DIRECTION
Copy the records below exactly as they appear.

---------- STORED ROWS ----------

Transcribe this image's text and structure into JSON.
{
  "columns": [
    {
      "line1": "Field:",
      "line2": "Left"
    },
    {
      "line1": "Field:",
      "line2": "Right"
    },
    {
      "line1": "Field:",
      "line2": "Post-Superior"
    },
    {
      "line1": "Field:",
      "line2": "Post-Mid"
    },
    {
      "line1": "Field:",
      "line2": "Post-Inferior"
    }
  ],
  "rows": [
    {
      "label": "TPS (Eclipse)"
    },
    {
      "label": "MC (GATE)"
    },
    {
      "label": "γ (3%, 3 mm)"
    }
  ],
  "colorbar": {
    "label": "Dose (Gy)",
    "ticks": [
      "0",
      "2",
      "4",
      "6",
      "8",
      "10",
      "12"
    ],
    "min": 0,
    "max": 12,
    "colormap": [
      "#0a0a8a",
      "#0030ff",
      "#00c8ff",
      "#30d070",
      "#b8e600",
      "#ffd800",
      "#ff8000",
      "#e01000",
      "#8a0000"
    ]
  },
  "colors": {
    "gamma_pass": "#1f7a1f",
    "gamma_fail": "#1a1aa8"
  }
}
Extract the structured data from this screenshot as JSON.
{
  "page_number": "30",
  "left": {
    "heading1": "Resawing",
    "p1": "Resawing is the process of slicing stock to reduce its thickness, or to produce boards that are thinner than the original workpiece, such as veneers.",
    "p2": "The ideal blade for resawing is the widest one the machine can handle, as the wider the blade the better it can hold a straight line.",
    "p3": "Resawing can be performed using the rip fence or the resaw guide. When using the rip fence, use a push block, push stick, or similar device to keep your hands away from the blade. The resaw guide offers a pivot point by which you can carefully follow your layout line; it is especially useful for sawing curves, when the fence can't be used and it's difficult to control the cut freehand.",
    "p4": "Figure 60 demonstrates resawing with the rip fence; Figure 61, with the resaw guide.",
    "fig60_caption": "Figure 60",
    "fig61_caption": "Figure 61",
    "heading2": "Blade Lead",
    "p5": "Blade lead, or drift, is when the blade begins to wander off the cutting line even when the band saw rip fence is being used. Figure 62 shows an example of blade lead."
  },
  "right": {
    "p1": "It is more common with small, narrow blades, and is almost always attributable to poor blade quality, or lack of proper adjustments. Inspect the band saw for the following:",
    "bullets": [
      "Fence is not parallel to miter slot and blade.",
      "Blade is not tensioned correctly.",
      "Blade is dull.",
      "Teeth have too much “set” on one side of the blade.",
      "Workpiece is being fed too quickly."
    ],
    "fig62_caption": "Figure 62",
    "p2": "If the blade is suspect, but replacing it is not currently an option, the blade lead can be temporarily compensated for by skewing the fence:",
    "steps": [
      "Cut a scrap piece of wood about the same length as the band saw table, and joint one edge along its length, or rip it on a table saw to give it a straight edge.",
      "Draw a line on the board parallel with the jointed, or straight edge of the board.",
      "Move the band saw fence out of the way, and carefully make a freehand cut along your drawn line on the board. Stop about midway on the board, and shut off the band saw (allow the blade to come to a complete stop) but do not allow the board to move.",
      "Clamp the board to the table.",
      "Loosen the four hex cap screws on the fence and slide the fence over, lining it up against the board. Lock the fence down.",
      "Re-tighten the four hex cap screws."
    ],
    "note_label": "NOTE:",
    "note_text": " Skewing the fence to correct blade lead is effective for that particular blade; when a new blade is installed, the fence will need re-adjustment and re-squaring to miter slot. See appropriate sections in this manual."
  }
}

----------

THE COMPLETED TASK
Transcribe this image's text and structure into JSON.
{
  "columns": [
    {
      "line1": "Field:",
      "line2": "Left"
    },
    {
      "line1": "Field:",
      "line2": "Right"
    },
    {
      "line1": "Field:",
      "line2": "Post-Superior"
    },
    {
      "line1": "Field:",
      "line2": "Post-Mid"
    },
    {
      "line1": "Field:",
      "line2": "Post-Inferior"
    }
  ],
  "rows": [
    {
      "label": "TPS (Eclipse)"
    },
    {
      "label": "MC (GATE)"
    },
    {
      "label": "γ (3%, 3 mm)"
    }
  ],
  "colorbar": {
    "label": "Dose (Gy)",
    "ticks": [
      "0",
      "2",
      "4",
      "6",
      "8",
      "10",
      "12"
    ],
    "min": 0,
    "max": 12,
    "colormap": [
      "#0a0a8a",
      "#0030ff",
      "#00c8ff",
      "#30d070",
      "#b8e600",
      "#ffd800",
      "#ff8000",
      "#e01000",
      "#8a0000"
    ]
  },
  "colors": {
    "gamma_pass": "#1f7a1f",
    "gamma_fail": "#1a1aa8"
  }
}
Extract the structured data from this screenshot as JSON.
{
  "page_number": "30",
  "left": {
    "heading1": "Resawing",
    "p1": "Resawing is the process of slicing stock to reduce its thickness, or to produce boards that are thinner than the original workpiece, such as veneers.",
    "p2": "The ideal blade for resawing is the widest one the machine can handle, as the wider the blade the better it can hold a straight line.",
    "p3": "Resawing can be performed using the rip fence or the resaw guide. When using the rip fence, use a push block, push stick, or similar device to keep your hands away from the blade. The resaw guide offers a pivot point by which you can carefully follow your layout line; it is especially useful for sawing curves, when the fence can't be used and it's difficult to control the cut freehand.",
    "p4": "Figure 60 demonstrates resawing with the rip fence; Figure 61, with the resaw guide.",
    "fig60_caption": "Figure 60",
    "fig61_caption": "Figure 61",
    "heading2": "Blade Lead",
    "p5": "Blade lead, or drift, is when the blade begins to wander off the cutting line even when the band saw rip fence is being used. Figure 62 shows an example of blade lead."
  },
  "right": {
    "p1": "It is more common with small, narrow blades, and is almost always attributable to poor blade quality, or lack of proper adjustments. Inspect the band saw for the following:",
    "bullets": [
      "Fence is not parallel to miter slot and blade.",
      "Blade is not tensioned correctly.",
      "Blade is dull.",
      "Teeth have too much “set” on one side of the blade.",
      "Workpiece is being fed too quickly."
    ],
    "fig62_caption": "Figure 62",
    "p2": "If the blade is suspect, but replacing it is not currently an option, the blade lead can be temporarily compensated for by skewing the fence:",
    "steps": [
      "Cut a scrap piece of wood about the same length as the band saw table, and joint one edge along its length, or rip it on a table saw to give it a straight edge.",
      "Draw a line on the board parallel with the jointed, or straight edge of the board.",
      "Move the band saw fence out of the way, and carefully make a freehand cut along your drawn line on the board. Stop about midway on the board, and shut off the band saw (allow the blade to come to a complete stop) but do not allow the board to move.",
      "Clamp the board to the table.",
      "Loosen the four hex cap screws on the fence and slide the fence over, lining it up against the board. Lock the fence down.",
      "Re-tighten the four hex cap screws."
    ],
    "note_label": "NOTE:",
    "note_text": " Skewing the fence to correct blade lead is effective for that particular blade; when a new blade is installed, the fence will need re-adjustment and re-squaring to miter slot. See appropriate sections in this manual."
  }
}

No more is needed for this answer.